Extracted records:
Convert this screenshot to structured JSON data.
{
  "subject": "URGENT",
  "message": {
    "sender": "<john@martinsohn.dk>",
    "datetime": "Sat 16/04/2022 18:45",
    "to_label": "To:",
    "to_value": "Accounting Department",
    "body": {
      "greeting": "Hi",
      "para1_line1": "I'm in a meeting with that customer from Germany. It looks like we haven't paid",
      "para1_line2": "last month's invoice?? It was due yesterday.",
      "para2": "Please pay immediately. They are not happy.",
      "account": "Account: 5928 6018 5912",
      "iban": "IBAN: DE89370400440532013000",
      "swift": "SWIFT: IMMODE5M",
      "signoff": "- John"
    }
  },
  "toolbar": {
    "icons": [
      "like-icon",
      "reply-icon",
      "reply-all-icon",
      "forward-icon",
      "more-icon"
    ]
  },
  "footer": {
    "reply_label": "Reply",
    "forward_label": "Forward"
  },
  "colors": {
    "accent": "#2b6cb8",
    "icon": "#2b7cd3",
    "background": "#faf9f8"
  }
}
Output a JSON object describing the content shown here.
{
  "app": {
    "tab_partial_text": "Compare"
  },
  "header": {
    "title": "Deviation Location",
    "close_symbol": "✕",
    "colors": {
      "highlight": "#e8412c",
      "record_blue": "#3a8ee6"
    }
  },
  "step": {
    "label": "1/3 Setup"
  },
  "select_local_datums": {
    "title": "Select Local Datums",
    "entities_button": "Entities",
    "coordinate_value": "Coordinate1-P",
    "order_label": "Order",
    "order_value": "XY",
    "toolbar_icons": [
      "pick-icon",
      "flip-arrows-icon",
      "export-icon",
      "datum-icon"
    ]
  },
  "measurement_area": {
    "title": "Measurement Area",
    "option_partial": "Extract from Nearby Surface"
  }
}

**Request**
Using the data above, copy each line that contains "title".

**Task result**
    "title": "Deviation Location",
    "title": "Select Local Datums",
    "title": "Measurement Area",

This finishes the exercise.